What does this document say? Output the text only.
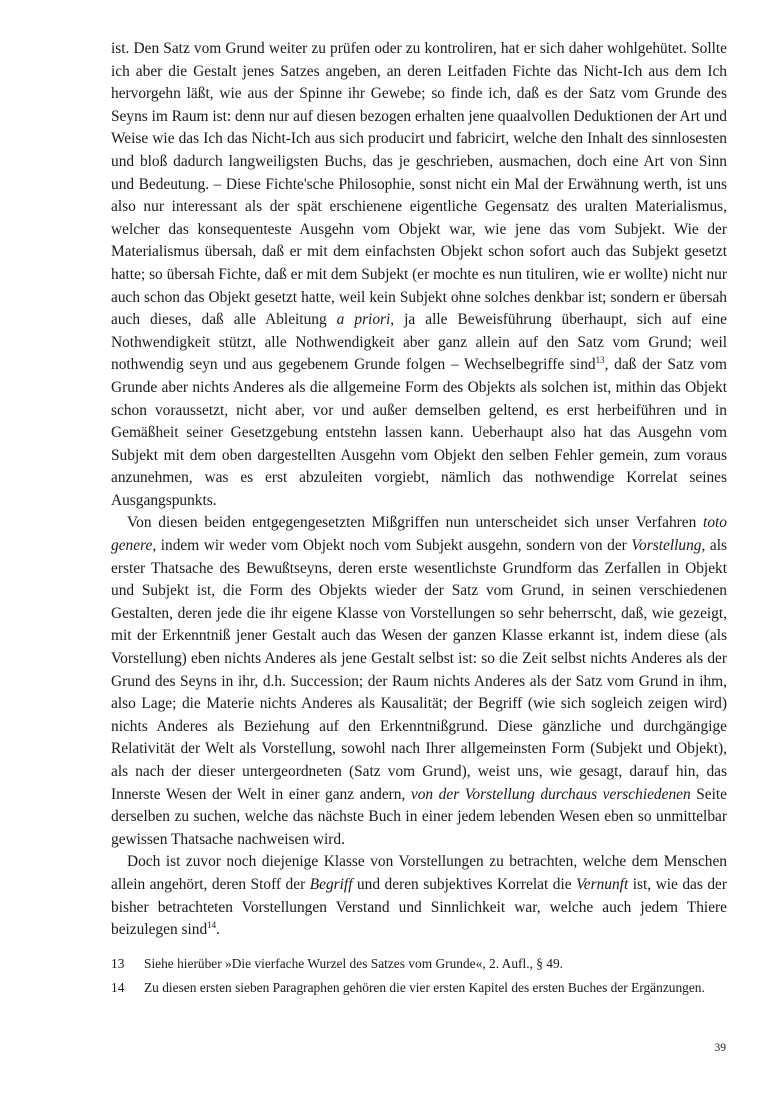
ist. Den Satz vom Grund weiter zu prüfen oder zu kontroliren, hat er sich daher wohlgehütet. Sollte ich aber die Gestalt jenes Satzes angeben, an deren Leitfaden Fichte das Nicht-Ich aus dem Ich hervorgehn läßt, wie aus der Spinne ihr Gewebe; so finde ich, daß es der Satz vom Grunde des Seyns im Raum ist: denn nur auf diesen bezogen erhalten jene quaalvollen Deduktionen der Art und Weise wie das Ich das Nicht-Ich aus sich producirt und fabricirt, welche den Inhalt des sinnlosesten und bloß dadurch langweiligsten Buchs, das je geschrieben, ausmachen, doch eine Art von Sinn und Bedeutung. – Diese Fichte'sche Philosophie, sonst nicht ein Mal der Erwähnung werth, ist uns also nur interessant als der spät erschienene eigentliche Gegensatz des uralten Materialismus, welcher das konsequenteste Ausgehn vom Objekt war, wie jene das vom Subjekt. Wie der Materialismus übersah, daß er mit dem einfachsten Objekt schon sofort auch das Subjekt gesetzt hatte; so übersah Fichte, daß er mit dem Subjekt (er mochte es nun tituliren, wie er wollte) nicht nur auch schon das Objekt gesetzt hatte, weil kein Subjekt ohne solches denkbar ist; sondern er übersah auch dieses, daß alle Ableitung a priori, ja alle Beweisführung überhaupt, sich auf eine Nothwendigkeit stützt, alle Nothwendigkeit aber ganz allein auf den Satz vom Grund; weil nothwendig seyn und aus gegebenem Grunde folgen – Wechselbegriffe sind$^{13}$, daß der Satz vom Grunde aber nichts Anderes als die allgemeine Form des Objekts als solchen ist, mithin das Objekt schon voraussetzt, nicht aber, vor und außer demselben geltend, es erst herbeiführen und in Gemäßheit seiner Gesetzgebung entstehn lassen kann. Ueberhaupt also hat das Ausgehn vom Subjekt mit dem oben dargestellten Ausgehn vom Objekt den selben Fehler gemein, zum voraus anzunehmen, was es erst abzuleiten vorgiebt, nämlich das nothwendige Korrelat seines Ausgangspunkts.

Von diesen beiden entgegengesetzten Mißgriffen nun unterscheidet sich unser Verfahren toto genere, indem wir weder vom Objekt noch vom Subjekt ausgehn, sondern von der Vorstellung, als erster Thatsache des Bewußtseyns, deren erste wesentlichste Grundform das Zerfallen in Objekt und Subjekt ist, die Form des Objekts wieder der Satz vom Grund, in seinen verschiedenen Gestalten, deren jede die ihr eigene Klasse von Vorstellungen so sehr beherrscht, daß, wie gezeigt, mit der Erkenntniß jener Gestalt auch das Wesen der ganzen Klasse erkannt ist, indem diese (als Vorstellung) eben nichts Anderes als jene Gestalt selbst ist: so die Zeit selbst nichts Anderes als der Grund des Seyns in ihr, d.h. Succession; der Raum nichts Anderes als der Satz vom Grund in ihm, also Lage; die Materie nichts Anderes als Kausalität; der Begriff (wie sich sogleich zeigen wird) nichts Anderes als Beziehung auf den Erkenntnißgrund. Diese gänzliche und durchgängige Relativität der Welt als Vorstellung, sowohl nach Ihrer allgemeinsten Form (Subjekt und Objekt), als nach der dieser untergeordneten (Satz vom Grund), weist uns, wie gesagt, darauf hin, das Innerste Wesen der Welt in einer ganz andern, von der Vorstellung durchaus verschiedenen Seite derselben zu suchen, welche das nächste Buch in einer jedem lebenden Wesen eben so unmittelbar gewissen Thatsache nachweisen wird.

Doch ist zuvor noch diejenige Klasse von Vorstellungen zu betrachten, welche dem Menschen allein angehört, deren Stoff der Begriff und deren subjektives Korrelat die Vernunft ist, wie das der bisher betrachteten Vorstellungen Verstand und Sinnlichkeit war, welche auch jedem Thiere beizulegen sind$^{14}$.

13	Siehe hierüber »Die vierfache Wurzel des Satzes vom Grunde«, 2. Aufl., § 49.
14	Zu diesen ersten sieben Paragraphen gehören die vier ersten Kapitel des ersten Buches der Ergänzungen.
39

### Problem to work on
The records above are to be restated exactly, without their pictures.

### Exercise answer
What does this document say? Output the text only.
ist. Den Satz vom Grund weiter zu prüfen oder zu kontroliren, hat er sich daher wohlgehütet. Sollte ich aber die Gestalt jenes Satzes angeben, an deren Leitfaden Fichte das Nicht-Ich aus dem Ich hervorgehn läßt, wie aus der Spinne ihr Gewebe; so finde ich, daß es der Satz vom Grunde des Seyns im Raum ist: denn nur auf diesen bezogen erhalten jene quaalvollen Deduktionen der Art und Weise wie das Ich das Nicht-Ich aus sich producirt und fabricirt, welche den Inhalt des sinnlosesten und bloß dadurch langweiligsten Buchs, das je geschrieben, ausmachen, doch eine Art von Sinn und Bedeutung. – Diese Fichte'sche Philosophie, sonst nicht ein Mal der Erwähnung werth, ist uns also nur interessant als der spät erschienene eigentliche Gegensatz des uralten Materialismus, welcher das konsequenteste Ausgehn vom Objekt war, wie jene das vom Subjekt. Wie der Materialismus übersah, daß er mit dem einfachsten Objekt schon sofort auch das Subjekt gesetzt hatte; so übersah Fichte, daß er mit dem Subjekt (er mochte es nun tituliren, wie er wollte) nicht nur auch schon das Objekt gesetzt hatte, weil kein Subjekt ohne solches denkbar ist; sondern er übersah auch dieses, daß alle Ableitung a priori, ja alle Beweisführung überhaupt, sich auf eine Nothwendigkeit stützt, alle Nothwendigkeit aber ganz allein auf den Satz vom Grund; weil nothwendig seyn und aus gegebenem Grunde folgen – Wechselbegriffe sind$^{13}$, daß der Satz vom Grunde aber nichts Anderes als die allgemeine Form des Objekts als solchen ist, mithin das Objekt schon voraussetzt, nicht aber, vor und außer demselben geltend, es erst herbeiführen und in Gemäßheit seiner Gesetzgebung entstehn lassen kann. Ueberhaupt also hat das Ausgehn vom Subjekt mit dem oben dargestellten Ausgehn vom Objekt den selben Fehler gemein, zum voraus anzunehmen, was es erst abzuleiten vorgiebt, nämlich das nothwendige Korrelat seines Ausgangspunkts.

Von diesen beiden entgegengesetzten Mißgriffen nun unterscheidet sich unser Verfahren toto genere, indem wir weder vom Objekt noch vom Subjekt ausgehn, sondern von der Vorstellung, als erster Thatsache des Bewußtseyns, deren erste wesentlichste Grundform das Zerfallen in Objekt und Subjekt ist, die Form des Objekts wieder der Satz vom Grund, in seinen verschiedenen Gestalten, deren jede die ihr eigene Klasse von Vorstellungen so sehr beherrscht, daß, wie gezeigt, mit der Erkenntniß jener Gestalt auch das Wesen der ganzen Klasse erkannt ist, indem diese (als Vorstellung) eben nichts Anderes als jene Gestalt selbst ist: so die Zeit selbst nichts Anderes als der Grund des Seyns in ihr, d.h. Succession; der Raum nichts Anderes als der Satz vom Grund in ihm, also Lage; die Materie nichts Anderes als Kausalität; der Begriff (wie sich sogleich zeigen wird) nichts Anderes als Beziehung auf den Erkenntnißgrund. Diese gänzliche und durchgängige Relativität der Welt als Vorstellung, sowohl nach Ihrer allgemeinsten Form (Subjekt und Objekt), als nach der dieser untergeordneten (Satz vom Grund), weist uns, wie gesagt, darauf hin, das Innerste Wesen der Welt in einer ganz andern, von der Vorstellung durchaus verschiedenen Seite derselben zu suchen, welche das nächste Buch in einer jedem lebenden Wesen eben so unmittelbar gewissen Thatsache nachweisen wird.

Doch ist zuvor noch diejenige Klasse von Vorstellungen zu betrachten, welche dem Menschen allein angehört, deren Stoff der Begriff und deren subjektives Korrelat die Vernunft ist, wie das der bisher betrachteten Vorstellungen Verstand und Sinnlichkeit war, welche auch jedem Thiere beizulegen sind$^{14}$.

13	Siehe hierüber »Die vierfache Wurzel des Satzes vom Grunde«, 2. Aufl., § 49.
14	Zu diesen ersten sieben Paragraphen gehören die vier ersten Kapitel des ersten Buches der Ergänzungen.
39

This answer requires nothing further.